Items listed in a dataset:
■ ■ ■ ■
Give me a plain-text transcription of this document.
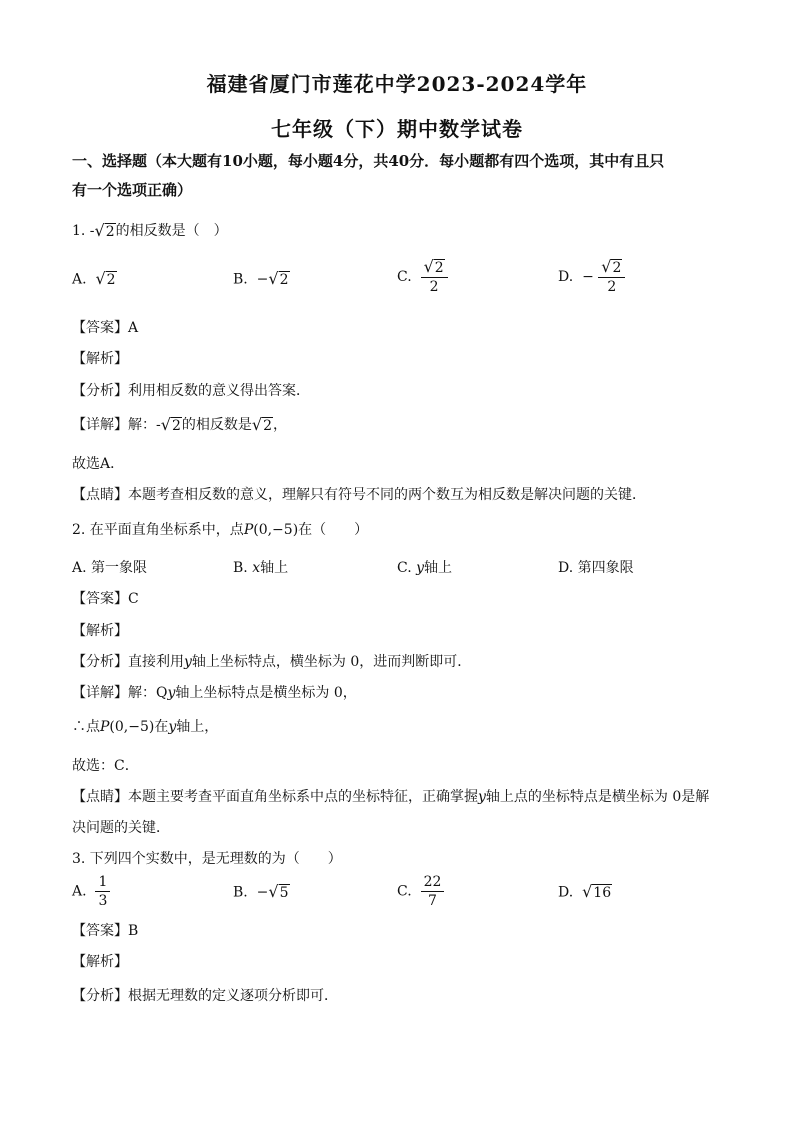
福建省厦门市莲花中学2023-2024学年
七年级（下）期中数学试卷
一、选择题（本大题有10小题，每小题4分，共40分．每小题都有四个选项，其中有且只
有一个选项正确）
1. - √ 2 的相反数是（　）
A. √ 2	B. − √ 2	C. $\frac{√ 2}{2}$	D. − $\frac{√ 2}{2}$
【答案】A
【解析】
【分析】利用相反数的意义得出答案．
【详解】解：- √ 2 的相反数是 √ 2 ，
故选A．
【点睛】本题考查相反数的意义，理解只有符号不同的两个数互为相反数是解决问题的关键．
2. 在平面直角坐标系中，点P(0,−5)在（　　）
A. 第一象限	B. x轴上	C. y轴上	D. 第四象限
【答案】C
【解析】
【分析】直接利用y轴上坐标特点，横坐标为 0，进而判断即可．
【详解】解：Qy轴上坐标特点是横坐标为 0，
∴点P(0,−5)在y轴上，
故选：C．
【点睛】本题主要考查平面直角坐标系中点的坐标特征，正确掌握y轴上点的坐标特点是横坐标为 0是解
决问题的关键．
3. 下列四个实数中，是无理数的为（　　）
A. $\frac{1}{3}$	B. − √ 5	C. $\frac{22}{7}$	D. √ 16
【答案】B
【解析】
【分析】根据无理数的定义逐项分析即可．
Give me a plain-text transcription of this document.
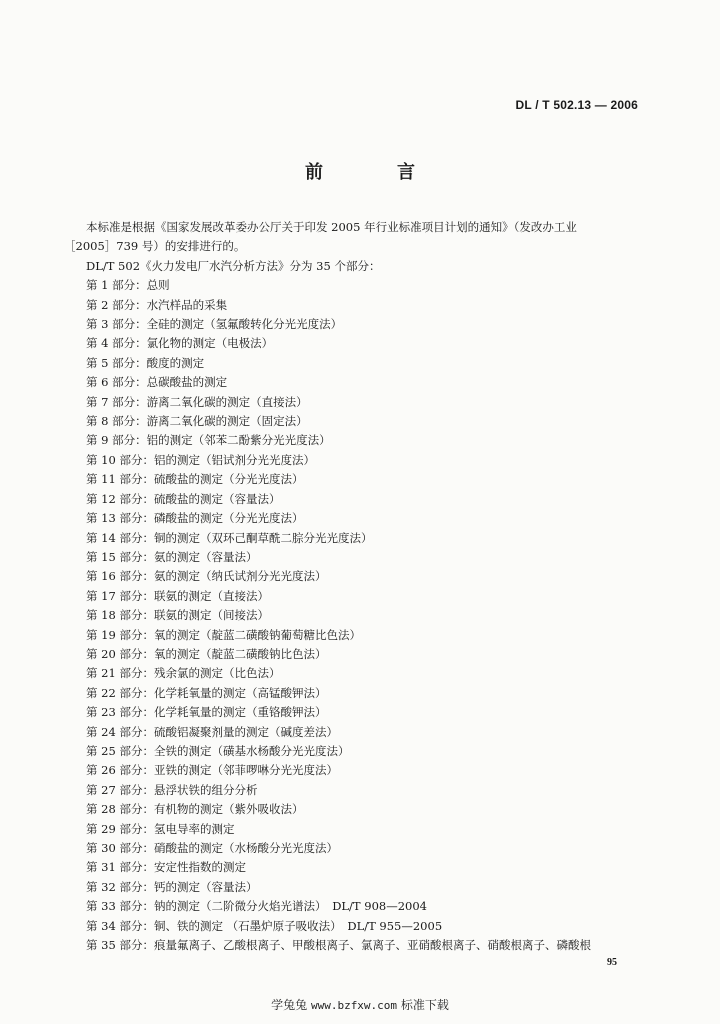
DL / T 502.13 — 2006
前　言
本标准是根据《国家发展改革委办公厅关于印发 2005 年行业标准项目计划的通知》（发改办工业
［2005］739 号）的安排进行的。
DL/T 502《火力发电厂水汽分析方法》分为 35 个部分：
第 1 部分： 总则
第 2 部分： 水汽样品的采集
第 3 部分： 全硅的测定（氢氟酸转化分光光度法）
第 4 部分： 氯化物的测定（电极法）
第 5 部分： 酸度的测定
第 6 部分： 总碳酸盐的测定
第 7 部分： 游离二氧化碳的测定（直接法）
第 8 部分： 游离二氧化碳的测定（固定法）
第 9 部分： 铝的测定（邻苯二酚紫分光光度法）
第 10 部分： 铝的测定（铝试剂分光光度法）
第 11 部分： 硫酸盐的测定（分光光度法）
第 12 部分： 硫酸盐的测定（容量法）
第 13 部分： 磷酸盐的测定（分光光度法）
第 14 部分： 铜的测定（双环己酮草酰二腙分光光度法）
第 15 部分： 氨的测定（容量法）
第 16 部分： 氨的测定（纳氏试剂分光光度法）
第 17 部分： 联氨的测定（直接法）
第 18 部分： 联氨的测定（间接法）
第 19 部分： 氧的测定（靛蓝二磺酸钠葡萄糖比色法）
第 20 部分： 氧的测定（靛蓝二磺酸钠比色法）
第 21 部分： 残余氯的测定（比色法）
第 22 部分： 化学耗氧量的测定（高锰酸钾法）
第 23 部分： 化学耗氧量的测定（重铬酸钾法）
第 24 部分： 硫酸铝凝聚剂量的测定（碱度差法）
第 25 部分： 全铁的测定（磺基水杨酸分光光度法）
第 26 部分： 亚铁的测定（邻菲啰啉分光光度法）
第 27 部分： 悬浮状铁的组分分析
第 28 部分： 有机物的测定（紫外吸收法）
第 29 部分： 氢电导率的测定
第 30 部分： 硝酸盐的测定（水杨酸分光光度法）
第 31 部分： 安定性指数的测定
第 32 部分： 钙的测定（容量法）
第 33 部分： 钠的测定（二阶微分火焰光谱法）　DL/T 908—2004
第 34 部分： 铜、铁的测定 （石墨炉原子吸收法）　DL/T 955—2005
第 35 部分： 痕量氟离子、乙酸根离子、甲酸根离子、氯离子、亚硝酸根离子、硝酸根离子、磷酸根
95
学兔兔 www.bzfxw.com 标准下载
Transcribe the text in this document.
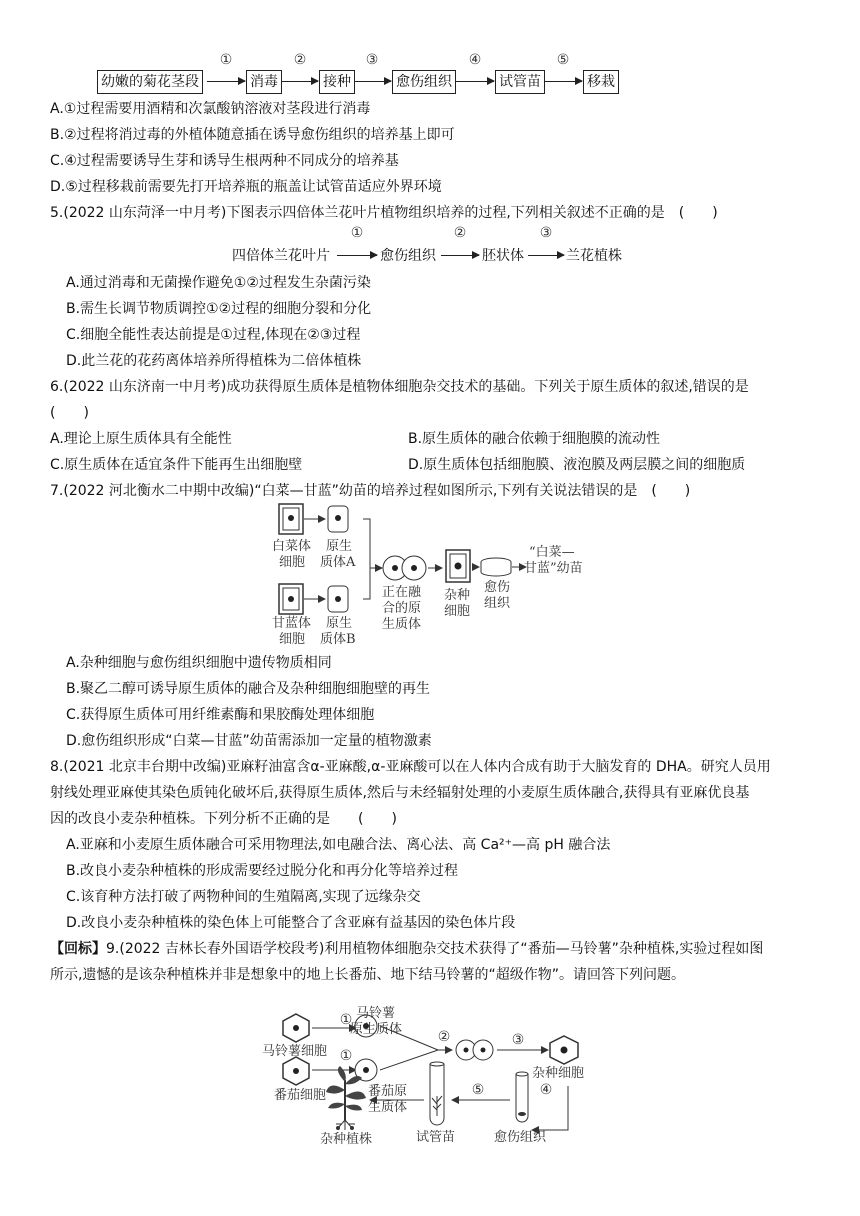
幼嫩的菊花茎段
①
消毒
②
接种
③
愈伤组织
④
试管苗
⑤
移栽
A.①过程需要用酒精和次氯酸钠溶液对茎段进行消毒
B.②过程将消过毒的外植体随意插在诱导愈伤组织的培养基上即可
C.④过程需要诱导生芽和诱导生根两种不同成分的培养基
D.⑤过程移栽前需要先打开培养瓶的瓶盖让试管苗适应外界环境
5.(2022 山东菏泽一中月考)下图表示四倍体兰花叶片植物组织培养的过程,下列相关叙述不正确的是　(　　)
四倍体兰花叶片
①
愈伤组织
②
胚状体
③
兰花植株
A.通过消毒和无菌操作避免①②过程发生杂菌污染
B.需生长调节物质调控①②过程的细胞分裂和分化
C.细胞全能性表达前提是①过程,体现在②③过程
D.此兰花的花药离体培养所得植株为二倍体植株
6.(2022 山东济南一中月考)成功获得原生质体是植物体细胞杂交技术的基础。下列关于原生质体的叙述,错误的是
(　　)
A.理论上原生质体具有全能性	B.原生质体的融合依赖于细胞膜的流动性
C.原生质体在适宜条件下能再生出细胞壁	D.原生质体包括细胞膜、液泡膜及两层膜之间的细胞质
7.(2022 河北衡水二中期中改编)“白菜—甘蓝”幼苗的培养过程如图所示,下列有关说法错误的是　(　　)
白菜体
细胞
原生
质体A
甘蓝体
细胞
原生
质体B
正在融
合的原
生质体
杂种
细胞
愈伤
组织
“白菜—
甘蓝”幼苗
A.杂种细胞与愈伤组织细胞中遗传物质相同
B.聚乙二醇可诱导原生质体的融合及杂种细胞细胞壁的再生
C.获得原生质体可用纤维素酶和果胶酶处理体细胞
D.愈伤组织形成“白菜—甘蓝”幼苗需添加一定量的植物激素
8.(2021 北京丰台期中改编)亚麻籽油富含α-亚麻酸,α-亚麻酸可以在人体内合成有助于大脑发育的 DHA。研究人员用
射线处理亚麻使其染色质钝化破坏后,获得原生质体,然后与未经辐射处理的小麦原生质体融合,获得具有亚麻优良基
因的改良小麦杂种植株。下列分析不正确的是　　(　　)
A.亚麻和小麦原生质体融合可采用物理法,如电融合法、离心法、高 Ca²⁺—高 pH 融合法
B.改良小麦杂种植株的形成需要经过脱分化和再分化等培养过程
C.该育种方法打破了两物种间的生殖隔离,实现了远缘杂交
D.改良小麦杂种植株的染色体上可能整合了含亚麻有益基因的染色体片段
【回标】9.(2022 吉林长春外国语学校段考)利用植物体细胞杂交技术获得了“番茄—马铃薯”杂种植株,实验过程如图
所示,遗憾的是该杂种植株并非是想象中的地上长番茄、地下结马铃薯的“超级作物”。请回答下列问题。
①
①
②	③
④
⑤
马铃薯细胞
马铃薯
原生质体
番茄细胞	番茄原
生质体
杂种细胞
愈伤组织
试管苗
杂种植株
■ ■ ■ ■
◆ **YOUR TASK**: Output a faithful copy of the data, with each picture left out.

◆ **REPLY TO THE EXERCISE**:
Give me a plain-text transcription of this document.
福建省厦门市莲花中学2023-2024学年
七年级（下）期中数学试卷
一、选择题（本大题有10小题，每小题4分，共40分．每小题都有四个选项，其中有且只
有一个选项正确）
1. - √ 2 的相反数是（　）
A. √ 2	B. − √ 2	C. $\frac{√ 2}{2}$	D. − $\frac{√ 2}{2}$
【答案】A
【解析】
【分析】利用相反数的意义得出答案．
【详解】解：- √ 2 的相反数是 √ 2 ，
故选A．
【点睛】本题考查相反数的意义，理解只有符号不同的两个数互为相反数是解决问题的关键．
2. 在平面直角坐标系中，点P(0,−5)在（　　）
A. 第一象限	B. x轴上	C. y轴上	D. 第四象限
【答案】C
【解析】
【分析】直接利用y轴上坐标特点，横坐标为 0，进而判断即可．
【详解】解：Qy轴上坐标特点是横坐标为 0，
∴点P(0,−5)在y轴上，
故选：C．
【点睛】本题主要考查平面直角坐标系中点的坐标特征，正确掌握y轴上点的坐标特点是横坐标为 0是解
决问题的关键．
3. 下列四个实数中，是无理数的为（　　）
A. $\frac{1}{3}$	B. − √ 5	C. $\frac{22}{7}$	D. √ 16
【答案】B
【解析】
【分析】根据无理数的定义逐项分析即可．
Give me a plain-text transcription of this document.
DL / T 502.13 — 2006
前　言
本标准是根据《国家发展改革委办公厅关于印发 2005 年行业标准项目计划的通知》（发改办工业
［2005］739 号）的安排进行的。
DL/T 502《火力发电厂水汽分析方法》分为 35 个部分：
第 1 部分： 总则
第 2 部分： 水汽样品的采集
第 3 部分： 全硅的测定（氢氟酸转化分光光度法）
第 4 部分： 氯化物的测定（电极法）
第 5 部分： 酸度的测定
第 6 部分： 总碳酸盐的测定
第 7 部分： 游离二氧化碳的测定（直接法）
第 8 部分： 游离二氧化碳的测定（固定法）
第 9 部分： 铝的测定（邻苯二酚紫分光光度法）
第 10 部分： 铝的测定（铝试剂分光光度法）
第 11 部分： 硫酸盐的测定（分光光度法）
第 12 部分： 硫酸盐的测定（容量法）
第 13 部分： 磷酸盐的测定（分光光度法）
第 14 部分： 铜的测定（双环己酮草酰二腙分光光度法）
第 15 部分： 氨的测定（容量法）
第 16 部分： 氨的测定（纳氏试剂分光光度法）
第 17 部分： 联氨的测定（直接法）
第 18 部分： 联氨的测定（间接法）
第 19 部分： 氧的测定（靛蓝二磺酸钠葡萄糖比色法）
第 20 部分： 氧的测定（靛蓝二磺酸钠比色法）
第 21 部分： 残余氯的测定（比色法）
第 22 部分： 化学耗氧量的测定（高锰酸钾法）
第 23 部分： 化学耗氧量的测定（重铬酸钾法）
第 24 部分： 硫酸铝凝聚剂量的测定（碱度差法）
第 25 部分： 全铁的测定（磺基水杨酸分光光度法）
第 26 部分： 亚铁的测定（邻菲啰啉分光光度法）
第 27 部分： 悬浮状铁的组分分析
第 28 部分： 有机物的测定（紫外吸收法）
第 29 部分： 氢电导率的测定
第 30 部分： 硝酸盐的测定（水杨酸分光光度法）
第 31 部分： 安定性指数的测定
第 32 部分： 钙的测定（容量法）
第 33 部分： 钠的测定（二阶微分火焰光谱法）　DL/T 908—2004
第 34 部分： 铜、铁的测定 （石墨炉原子吸收法）　DL/T 955—2005
第 35 部分： 痕量氟离子、乙酸根离子、甲酸根离子、氯离子、亚硝酸根离子、硝酸根离子、磷酸根
95
学兔兔 www.bzfxw.com 标准下载
Transcribe the text in this document.
幼嫩的菊花茎段
①
消毒
②
接种
③
愈伤组织
④
试管苗
⑤
移栽
A.①过程需要用酒精和次氯酸钠溶液对茎段进行消毒
B.②过程将消过毒的外植体随意插在诱导愈伤组织的培养基上即可
C.④过程需要诱导生芽和诱导生根两种不同成分的培养基
D.⑤过程移栽前需要先打开培养瓶的瓶盖让试管苗适应外界环境
5.(2022 山东菏泽一中月考)下图表示四倍体兰花叶片植物组织培养的过程,下列相关叙述不正确的是　(　　)
四倍体兰花叶片
①
愈伤组织
②
胚状体
③
兰花植株
A.通过消毒和无菌操作避免①②过程发生杂菌污染
B.需生长调节物质调控①②过程的细胞分裂和分化
C.细胞全能性表达前提是①过程,体现在②③过程
D.此兰花的花药离体培养所得植株为二倍体植株
6.(2022 山东济南一中月考)成功获得原生质体是植物体细胞杂交技术的基础。下列关于原生质体的叙述,错误的是
(　　)
A.理论上原生质体具有全能性	B.原生质体的融合依赖于细胞膜的流动性
C.原生质体在适宜条件下能再生出细胞壁	D.原生质体包括细胞膜、液泡膜及两层膜之间的细胞质
7.(2022 河北衡水二中期中改编)“白菜—甘蓝”幼苗的培养过程如图所示,下列有关说法错误的是　(　　)
白菜体
细胞
原生
质体A
甘蓝体
细胞
原生
质体B
正在融
合的原
生质体
杂种
细胞
愈伤
组织
“白菜—
甘蓝”幼苗
A.杂种细胞与愈伤组织细胞中遗传物质相同
B.聚乙二醇可诱导原生质体的融合及杂种细胞细胞壁的再生
C.获得原生质体可用纤维素酶和果胶酶处理体细胞
D.愈伤组织形成“白菜—甘蓝”幼苗需添加一定量的植物激素
8.(2021 北京丰台期中改编)亚麻籽油富含α-亚麻酸,α-亚麻酸可以在人体内合成有助于大脑发育的 DHA。研究人员用
射线处理亚麻使其染色质钝化破坏后,获得原生质体,然后与未经辐射处理的小麦原生质体融合,获得具有亚麻优良基
因的改良小麦杂种植株。下列分析不正确的是　　(　　)
A.亚麻和小麦原生质体融合可采用物理法,如电融合法、离心法、高 Ca²⁺—高 pH 融合法
B.改良小麦杂种植株的形成需要经过脱分化和再分化等培养过程
C.该育种方法打破了两物种间的生殖隔离,实现了远缘杂交
D.改良小麦杂种植株的染色体上可能整合了含亚麻有益基因的染色体片段
【回标】9.(2022 吉林长春外国语学校段考)利用植物体细胞杂交技术获得了“番茄—马铃薯”杂种植株,实验过程如图
所示,遗憾的是该杂种植株并非是想象中的地上长番茄、地下结马铃薯的“超级作物”。请回答下列问题。
①
①
②	③
④
⑤
马铃薯细胞
马铃薯
原生质体
番茄细胞	番茄原
生质体
杂种细胞
愈伤组织
试管苗
杂种植株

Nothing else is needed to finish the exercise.